** Start Stored rows **
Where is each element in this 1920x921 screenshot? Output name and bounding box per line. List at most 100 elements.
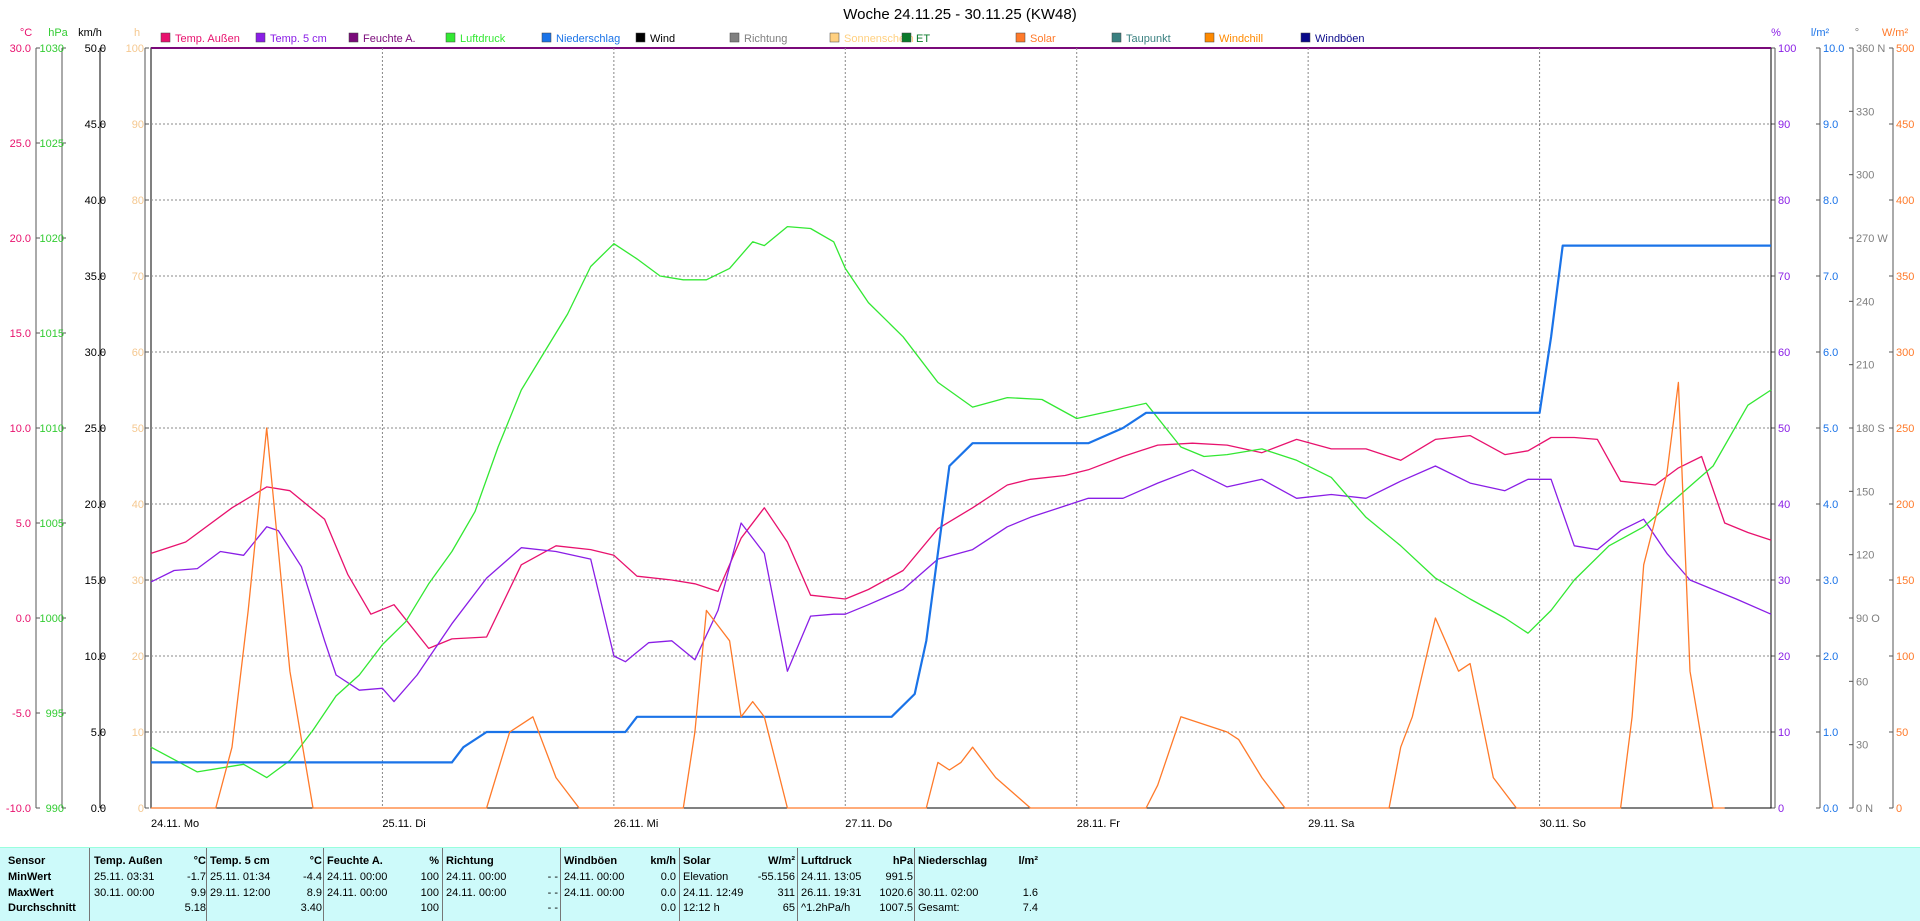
- legend-label: Temp. Außen: [175, 33, 240, 45]
- right-axis-tick-label: 50: [1896, 727, 1908, 739]
- table-cell-value: -4.4: [303, 871, 322, 883]
- table-col-separator: [797, 848, 798, 921]
- right-axis-tick-label: 9.0: [1823, 119, 1838, 131]
- table-cell-time: 12:12 h: [683, 902, 720, 914]
- x-tick-label: 24.11. Mo: [151, 818, 199, 830]
- right-axis-tick-label: 350: [1896, 271, 1914, 283]
- table-cell-value: - -: [547, 886, 558, 899]
- left-axis-tick-label: 5.0: [91, 727, 106, 739]
- table-cell-value: 0.0: [660, 902, 676, 914]
- legend-label: Sonnenschein: [844, 33, 914, 45]
- table-column: Feuchte A.% 24.11. 00:00 100 24.11. 00:00 10…: [327, 854, 439, 918]
- table-cell-time: 30.11. 00:00: [94, 886, 155, 899]
- table-cell-value: 0.0: [660, 871, 676, 883]
- right-axis-tick-label: 150: [1896, 575, 1914, 587]
- table-header-unit: km/h: [650, 855, 676, 867]
- table-cell-time: Elevation: [683, 871, 729, 883]
- weather-chart: Woche 24.11.25 - 30.11.25 (KW48) Temp. A…: [6, 6, 1914, 830]
- series-solar: [151, 381, 1725, 809]
- legend-label: Taupunkt: [1126, 33, 1171, 45]
- right-axis-tick-label: 60: [1856, 676, 1868, 688]
- table-row-label: MinWert: [8, 871, 52, 883]
- right-axis-tick-label: 0.0: [1823, 803, 1838, 815]
- table-column: Windböen km/h 24.11. 00:00 0.0 24.11. 00:00 0…: [564, 854, 676, 918]
- right-axis-tick-label: 8.0: [1823, 195, 1838, 207]
- x-tick-label: 30.11. So: [1540, 818, 1586, 830]
- left-axis-tick-label: 1010: [40, 423, 64, 435]
- table-header-unit: hPa: [892, 855, 913, 867]
- legend-label: Windböen: [1315, 33, 1365, 45]
- table-cell-value: -1.7: [187, 871, 206, 883]
- right-axis-tick-label: 0: [1778, 803, 1784, 815]
- right-axis-tick-label: 70: [1778, 271, 1790, 283]
- x-tick-label: 29.11. Sa: [1308, 818, 1355, 830]
- x-tick-label: 27.11. Do: [845, 818, 892, 830]
- right-axis-tick-label: 40: [1778, 499, 1790, 511]
- right-axis-tick-label: 50: [1778, 423, 1790, 435]
- table-cell-time: 25.11. 03:31: [94, 871, 155, 883]
- legend-swatch: [1015, 32, 1026, 43]
- legend-label: ET: [916, 33, 930, 45]
- table-column: Temp. Außen °C 25.11. 03:31 -1.7 30.11. 00:0…: [94, 854, 206, 918]
- right-axis-tick-label: 30: [1778, 575, 1790, 587]
- table-cell-value: -55.156: [757, 871, 795, 883]
- right-axis-tick-label: 7.0: [1823, 271, 1838, 283]
- table-header: Windböen: [564, 855, 618, 867]
- left-axis-tick-label: 50: [132, 423, 144, 435]
- right-axis-tick-label: 200: [1896, 499, 1914, 511]
- left-axis-tick-label: 1005: [40, 518, 64, 530]
- legend-swatch: [729, 32, 740, 43]
- table-row-label: MaxWert: [8, 886, 54, 899]
- table-header-unit: %: [429, 855, 439, 867]
- left-axis-tick-label: 90: [132, 119, 144, 131]
- right-axis-unit: l/m²: [1811, 27, 1830, 39]
- left-axis-tick-label: 995: [46, 708, 64, 720]
- left-axis-tick-label: 35.0: [85, 271, 106, 283]
- left-axis-unit: °C: [20, 27, 32, 39]
- table-cell-time: 24.11. 00:00: [327, 871, 388, 883]
- legend-swatch: [445, 32, 456, 43]
- left-axis-tick-label: 10.0: [85, 651, 106, 663]
- left-axis-tick-label: 70: [132, 271, 144, 283]
- table-column: Solar W/m² Elevation -55.156 24.11. 12:49 311…: [683, 854, 795, 918]
- left-axis-tick-label: 10: [132, 727, 144, 739]
- table-col-separator: [323, 848, 324, 921]
- table-cell-value: 100: [420, 902, 439, 914]
- series-temp-5-cm: [150, 465, 1772, 703]
- left-axis-tick-label: 25.0: [10, 138, 31, 150]
- right-axis-tick-label: 6.0: [1823, 347, 1838, 359]
- left-axis-tick-label: 30: [132, 575, 144, 587]
- table-header: Luftdruck: [801, 855, 852, 867]
- right-axis-tick-label: 210: [1856, 360, 1874, 372]
- left-axis-tick-label: 0.0: [91, 803, 106, 815]
- table-cell-value: 1.6: [1022, 886, 1038, 899]
- table-cell-value: 100: [420, 871, 439, 883]
- legend-label: Niederschlag: [556, 33, 620, 45]
- table-col-separator: [89, 848, 90, 921]
- left-axis-tick-label: 80: [132, 195, 144, 207]
- legend-swatch: [255, 32, 266, 43]
- right-axis-tick-label: 180 S: [1856, 423, 1885, 435]
- table-column: Richtung 24.11. 00:00 - - 24.11. 00:00 - - - …: [446, 854, 558, 918]
- table-header-unit: °C: [309, 855, 322, 867]
- table-cell-value: 1020.6: [879, 886, 913, 899]
- right-axis-tick-label: 90 O: [1856, 613, 1880, 625]
- table-cell-time: 24.11. 00:00: [564, 871, 625, 883]
- left-axis-tick-label: 40: [132, 499, 144, 511]
- table-cell-value: 65: [782, 902, 795, 914]
- legend: Temp. Außen Temp. 5 cm Feuchte A. Luftdruck…: [160, 32, 1365, 45]
- table-cell-value: 991.5: [885, 871, 913, 883]
- right-axis-tick-label: 100: [1896, 651, 1914, 663]
- table-column: Niederschlag l/m² 30.11. 02:00 1.6 Gesamt: 7.…: [918, 854, 1038, 918]
- left-axis-tick-label: 0: [138, 803, 144, 815]
- stats-table: Sensor MinWert MaxWert Durchschnitt Temp. Au…: [0, 847, 1920, 921]
- left-axis-tick-label: 20.0: [85, 499, 106, 511]
- right-axis-tick-label: 500: [1896, 43, 1914, 55]
- axes: 24.11. Mo 25.11. Di 26.11. Mi 27.11. Do 28.1…: [6, 27, 1914, 830]
- series-temp-au-en: [150, 434, 1772, 650]
- legend-swatch: [1111, 32, 1122, 43]
- right-axis-tick-label: 240: [1856, 296, 1874, 308]
- left-axis-tick-label: 0.0: [16, 613, 31, 625]
- right-axis-tick-label: 20: [1778, 651, 1790, 663]
- left-axis-tick-label: 1025: [40, 138, 64, 150]
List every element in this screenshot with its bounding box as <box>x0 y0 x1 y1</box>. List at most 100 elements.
** End Stored rows **
● Stated exercise
Output every line of the entries above verbatim, from start to finish, omitting the pictures.

● Solution to this exercise
Where is each element in this 1920x921 screenshot? Output name and bounding box per line. List at most 100 elements.
- legend-label: Temp. Außen: [175, 33, 240, 45]
- right-axis-tick-label: 50: [1896, 727, 1908, 739]
- table-cell-value: -4.4: [303, 871, 322, 883]
- table-col-separator: [797, 848, 798, 921]
- right-axis-tick-label: 9.0: [1823, 119, 1838, 131]
- table-cell-time: 12:12 h: [683, 902, 720, 914]
- x-tick-label: 24.11. Mo: [151, 818, 199, 830]
- right-axis-tick-label: 350: [1896, 271, 1914, 283]
- table-cell-value: - -: [547, 886, 558, 899]
- left-axis-tick-label: 5.0: [91, 727, 106, 739]
- table-cell-value: 0.0: [660, 902, 676, 914]
- legend-label: Sonnenschein: [844, 33, 914, 45]
- table-column: Feuchte A.% 24.11. 00:00 100 24.11. 00:00 10…: [327, 854, 439, 918]
- table-cell-time: 30.11. 00:00: [94, 886, 155, 899]
- table-cell-value: 0.0: [660, 871, 676, 883]
- right-axis-tick-label: 150: [1896, 575, 1914, 587]
- table-header-unit: km/h: [650, 855, 676, 867]
- table-cell-time: Elevation: [683, 871, 729, 883]
- weather-chart: Woche 24.11.25 - 30.11.25 (KW48) Temp. A…: [6, 6, 1914, 830]
- series-solar: [151, 381, 1725, 809]
- legend-label: Taupunkt: [1126, 33, 1171, 45]
- right-axis-tick-label: 60: [1856, 676, 1868, 688]
- table-row-label: MinWert: [8, 871, 52, 883]
- right-axis-tick-label: 0.0: [1823, 803, 1838, 815]
- table-column: Windböen km/h 24.11. 00:00 0.0 24.11. 00:00 0…: [564, 854, 676, 918]
- right-axis-tick-label: 8.0: [1823, 195, 1838, 207]
- x-tick-label: 30.11. So: [1540, 818, 1586, 830]
- left-axis-tick-label: 1010: [40, 423, 64, 435]
- table-header-unit: hPa: [892, 855, 913, 867]
- legend-label: Windböen: [1315, 33, 1365, 45]
- table-cell-value: -1.7: [187, 871, 206, 883]
- right-axis-tick-label: 0: [1778, 803, 1784, 815]
- right-axis-tick-label: 70: [1778, 271, 1790, 283]
- x-tick-label: 29.11. Sa: [1308, 818, 1355, 830]
- x-tick-label: 27.11. Do: [845, 818, 892, 830]
- right-axis-tick-label: 40: [1778, 499, 1790, 511]
- right-axis-tick-label: 50: [1778, 423, 1790, 435]
- table-cell-time: 25.11. 03:31: [94, 871, 155, 883]
- legend-swatch: [1015, 32, 1026, 43]
- legend-label: ET: [916, 33, 930, 45]
- table-column: Temp. Außen °C 25.11. 03:31 -1.7 30.11. 00:0…: [94, 854, 206, 918]
- right-axis-tick-label: 30: [1778, 575, 1790, 587]
- table-cell-value: -55.156: [757, 871, 795, 883]
- right-axis-tick-label: 7.0: [1823, 271, 1838, 283]
- table-header: Windböen: [564, 855, 618, 867]
- left-axis-tick-label: 50: [132, 423, 144, 435]
- right-axis-tick-label: 200: [1896, 499, 1914, 511]
- left-axis-tick-label: 1005: [40, 518, 64, 530]
- legend-swatch: [729, 32, 740, 43]
- table-row-label: MaxWert: [8, 886, 54, 899]
- table-header-unit: %: [429, 855, 439, 867]
- left-axis-tick-label: 90: [132, 119, 144, 131]
- right-axis-unit: l/m²: [1811, 27, 1830, 39]
- left-axis-tick-label: 995: [46, 708, 64, 720]
- left-axis-tick-label: 35.0: [85, 271, 106, 283]
- left-axis-unit: °C: [20, 27, 32, 39]
- table-cell-time: 24.11. 00:00: [327, 871, 388, 883]
- legend-swatch: [445, 32, 456, 43]
- left-axis-tick-label: 10.0: [85, 651, 106, 663]
- left-axis-tick-label: 70: [132, 271, 144, 283]
- table-column: Solar W/m² Elevation -55.156 24.11. 12:49 311…: [683, 854, 795, 918]
- left-axis-tick-label: 10: [132, 727, 144, 739]
- table-col-separator: [323, 848, 324, 921]
- table-cell-value: 100: [420, 902, 439, 914]
- series-temp-5-cm: [150, 465, 1772, 703]
- left-axis-tick-label: 25.0: [10, 138, 31, 150]
- right-axis-tick-label: 6.0: [1823, 347, 1838, 359]
- left-axis-tick-label: 30: [132, 575, 144, 587]
- table-header: Luftdruck: [801, 855, 852, 867]
- right-axis-tick-label: 210: [1856, 360, 1874, 372]
- left-axis-tick-label: 0.0: [91, 803, 106, 815]
- table-cell-value: 1.6: [1022, 886, 1038, 899]
- table-cell-value: 100: [420, 871, 439, 883]
- legend-label: Niederschlag: [556, 33, 620, 45]
- table-col-separator: [89, 848, 90, 921]
- left-axis-tick-label: 80: [132, 195, 144, 207]
- legend-swatch: [255, 32, 266, 43]
- right-axis-tick-label: 180 S: [1856, 423, 1885, 435]
- table-column: Richtung 24.11. 00:00 - - 24.11. 00:00 - - - …: [446, 854, 558, 918]
- table-header-unit: °C: [309, 855, 322, 867]
- table-cell-value: 1020.6: [879, 886, 913, 899]
- right-axis-tick-label: 90 O: [1856, 613, 1880, 625]
- table-cell-time: 24.11. 00:00: [564, 871, 625, 883]
- left-axis-tick-label: 40: [132, 499, 144, 511]
- table-cell-value: 65: [782, 902, 795, 914]
- legend: Temp. Außen Temp. 5 cm Feuchte A. Luftdruck…: [160, 32, 1365, 45]
- table-cell-value: 991.5: [885, 871, 913, 883]
- right-axis-tick-label: 100: [1896, 651, 1914, 663]
- table-column: Niederschlag l/m² 30.11. 02:00 1.6 Gesamt: 7.…: [918, 854, 1038, 918]
- left-axis-tick-label: 0: [138, 803, 144, 815]
- stats-table: Sensor MinWert MaxWert Durchschnitt Temp. Au…: [0, 847, 1920, 921]
- left-axis-tick-label: 20.0: [85, 499, 106, 511]
- right-axis-tick-label: 500: [1896, 43, 1914, 55]
- axes: 24.11. Mo 25.11. Di 26.11. Mi 27.11. Do 28.1…: [6, 27, 1914, 830]
- series-temp-au-en: [150, 434, 1772, 650]
- legend-swatch: [1111, 32, 1122, 43]
- right-axis-tick-label: 240: [1856, 296, 1874, 308]
- left-axis-tick-label: 0.0: [16, 613, 31, 625]
- right-axis-tick-label: 20: [1778, 651, 1790, 663]
- left-axis-tick-label: 1025: [40, 138, 64, 150]
List every element in this screenshot with its bounding box as <box>x0 y0 x1 y1</box>. List at most 100 elements.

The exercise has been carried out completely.